■ **PAGE TEXT**:
'''

## Question 1: List any five functions of the pandas library with execution.

Pandas is a powerful data manipulation library in Python, widely used for data analysis and preprocessing. Here are five commonly used functions in Pandas, along with examples of how to execute them:

1. read_csv()

Function: Reads a CSV file into a DataFrame.

### Example:

import pandas as pd

* Reading a CSV file into a DataFrame

df = pd.read_csv('data.csv')

print(df.head())  # Display the first five rows

2. head()

Function: Returns the first n rows of a DataFrame.

### Example:

* Display the first 5 rows (default) of the DataFrame

print(df.head())

* Display the first 3 rows of the DataFrame

print(df.head(3))

3. describe()

Function: Generates descriptive statistics of the DataFrame.

### Example:
* Generate descriptive statistics

description = df.describe()

print(description)

4. groupby()

Function: Groups the DataFrame using a mapper or by a Series of columns.

### Example:

* Grouping by a column and calculating the mean

grouped = df.groupby('column_name').mean()

print(grouped)

5. merge()

Function: Merges DataFrames in a SQL-like way.

### Example:

* Creating two DataFrames

df1 = pd.DataFrame({'key': ['A', 'B', 'C'], 'value1': [1, 2, 3]})

df2 = pd.DataFrame({'key': ['A', 'B', 'D'], 'value2': [4, 5, 6]})

* Merging the DataFrames on the 'key' column

merged_df = pd.merge(df1, df2, on='key', how='inner')

print(merged_df)

## Question 2: Given a Pandas DataFrame df with columns 'A', 'B', and 'C', write a Python function to re-index the DataFrame with a new index that starts from 1 and increments by 2 for each row.

In [2]:
import pandas as pd

def reindex_dataframe(df):
    # Create a new index starting from 1 and incrementing by 2
    new_index = range(1, 2 * len(df) + 1, 2)
    
    # Assign the new index to the DataFrame
    df.index = new_index
    
    return df

# Example usage
# Creating a sample DataFrame
data = {'A': [10, 20, 30], 'B': [40, 50, 60], 'C': [70, 80, 90]}
df = pd.DataFrame(data)

# Re-indexing the DataFrame
reindexed_df = reindex_dataframe(df)
print(reindexed_df)

    A   B   C
1  10  40  70
3  20  50  80
5  30  60  90


## Question 3: You have a Pandas DataFrame df with a column named 'Values'. Write a Python function that iterates over the DataFrame and calculates the sum of the first three values in the 'Values' column. The function should print the sum to the console.

In [3]:
import pandas as pd

def sum_first_three_values(df):
    # Check if 'Values' column exists and has at least three rows
    if 'Values' in df.columns and len(df) >= 3:
        # Calculate the sum of the first three values
        total = df['Values'].iloc[:3].sum()
        print(f"The sum of the first three values in the 'Values' column is: {total}")
    else:
        print("The DataFrame does not have enough values in the 'Values' column.")

# Example usage
# Creating a sample DataFrame
data = {'Values': [10, 20, 30, 40, 50]}
df = pd.DataFrame(data)

# Calling the function
sum_first_three_values(df)

The sum of the first three values in the 'Values' column is: 60


## Question 4: Given a Pandas DataFrame df with a column 'Text', write a Python function to create a new column 'Word_Count' that contains the number of words in each row of the 'Text' column.

'''

■ **WRITTEN TASK 1**:
In the entries, retype everything from the first line through the line containing "feature-desc-line: 90 - 150", with both ends included.

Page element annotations

'''

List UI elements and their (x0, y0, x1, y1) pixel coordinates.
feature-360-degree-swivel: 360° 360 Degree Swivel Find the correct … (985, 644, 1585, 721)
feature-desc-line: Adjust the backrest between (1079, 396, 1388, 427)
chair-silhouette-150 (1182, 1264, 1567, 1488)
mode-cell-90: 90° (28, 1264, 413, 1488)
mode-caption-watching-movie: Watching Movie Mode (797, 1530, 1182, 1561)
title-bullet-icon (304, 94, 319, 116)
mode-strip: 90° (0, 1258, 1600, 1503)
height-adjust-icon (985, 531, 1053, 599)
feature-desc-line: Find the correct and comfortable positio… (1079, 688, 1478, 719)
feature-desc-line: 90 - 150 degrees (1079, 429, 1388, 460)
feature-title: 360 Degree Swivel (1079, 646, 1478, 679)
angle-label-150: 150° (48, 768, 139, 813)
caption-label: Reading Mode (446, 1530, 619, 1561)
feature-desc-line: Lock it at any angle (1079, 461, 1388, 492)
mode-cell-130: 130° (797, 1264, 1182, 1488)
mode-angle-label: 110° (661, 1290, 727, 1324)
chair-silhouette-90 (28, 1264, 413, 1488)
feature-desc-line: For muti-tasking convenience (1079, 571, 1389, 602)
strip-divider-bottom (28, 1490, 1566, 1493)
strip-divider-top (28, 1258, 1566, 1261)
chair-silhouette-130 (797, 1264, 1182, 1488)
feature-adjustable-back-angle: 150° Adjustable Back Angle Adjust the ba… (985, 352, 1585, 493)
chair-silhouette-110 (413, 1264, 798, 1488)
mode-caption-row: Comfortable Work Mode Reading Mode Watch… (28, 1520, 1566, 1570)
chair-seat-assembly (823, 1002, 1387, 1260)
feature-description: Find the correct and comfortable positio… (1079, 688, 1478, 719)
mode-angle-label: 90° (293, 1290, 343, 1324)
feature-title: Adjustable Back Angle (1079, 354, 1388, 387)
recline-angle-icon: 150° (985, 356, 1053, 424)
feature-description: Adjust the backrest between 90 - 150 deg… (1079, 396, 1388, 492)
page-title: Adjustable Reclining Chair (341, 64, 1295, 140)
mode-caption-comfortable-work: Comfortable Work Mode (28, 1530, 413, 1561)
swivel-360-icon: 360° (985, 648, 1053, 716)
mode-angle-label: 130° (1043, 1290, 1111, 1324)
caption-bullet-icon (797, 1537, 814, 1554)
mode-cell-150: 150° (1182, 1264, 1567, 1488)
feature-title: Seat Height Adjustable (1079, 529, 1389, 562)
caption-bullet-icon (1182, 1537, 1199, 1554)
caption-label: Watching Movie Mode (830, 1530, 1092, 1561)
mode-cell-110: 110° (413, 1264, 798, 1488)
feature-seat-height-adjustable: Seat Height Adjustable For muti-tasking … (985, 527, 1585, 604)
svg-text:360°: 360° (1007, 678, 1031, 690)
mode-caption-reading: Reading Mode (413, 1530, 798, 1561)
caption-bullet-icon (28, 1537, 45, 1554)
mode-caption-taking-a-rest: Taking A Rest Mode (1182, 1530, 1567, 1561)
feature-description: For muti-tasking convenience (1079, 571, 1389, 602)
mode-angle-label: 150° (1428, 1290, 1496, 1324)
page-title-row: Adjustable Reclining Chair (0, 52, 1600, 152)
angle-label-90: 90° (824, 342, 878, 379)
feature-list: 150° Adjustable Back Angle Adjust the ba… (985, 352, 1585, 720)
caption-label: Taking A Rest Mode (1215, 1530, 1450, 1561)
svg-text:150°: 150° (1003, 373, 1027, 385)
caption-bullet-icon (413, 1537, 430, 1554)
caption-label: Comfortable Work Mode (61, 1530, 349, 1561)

'''

■ **WRITTEN TASK 2**:
According to the pandas exercises, what does the describe() function generate?

■ **REPLY 1**:
List UI elements and their (x0, y0, x1, y1) pixel coordinates.
feature-360-degree-swivel: 360° 360 Degree Swivel Find the correct … (985, 644, 1585, 721)
feature-desc-line: Adjust the backrest between (1079, 396, 1388, 427)
chair-silhouette-150 (1182, 1264, 1567, 1488)
mode-cell-90: 90° (28, 1264, 413, 1488)
mode-caption-watching-movie: Watching Movie Mode (797, 1530, 1182, 1561)
title-bullet-icon (304, 94, 319, 116)
mode-strip: 90° (0, 1258, 1600, 1503)
height-adjust-icon (985, 531, 1053, 599)
feature-desc-line: Find the correct and comfortable positio… (1079, 688, 1478, 719)
feature-desc-line: 90 - 150 degrees (1079, 429, 1388, 460)

■ **REPLY 2**:
Descriptive statistics of the DataFrame.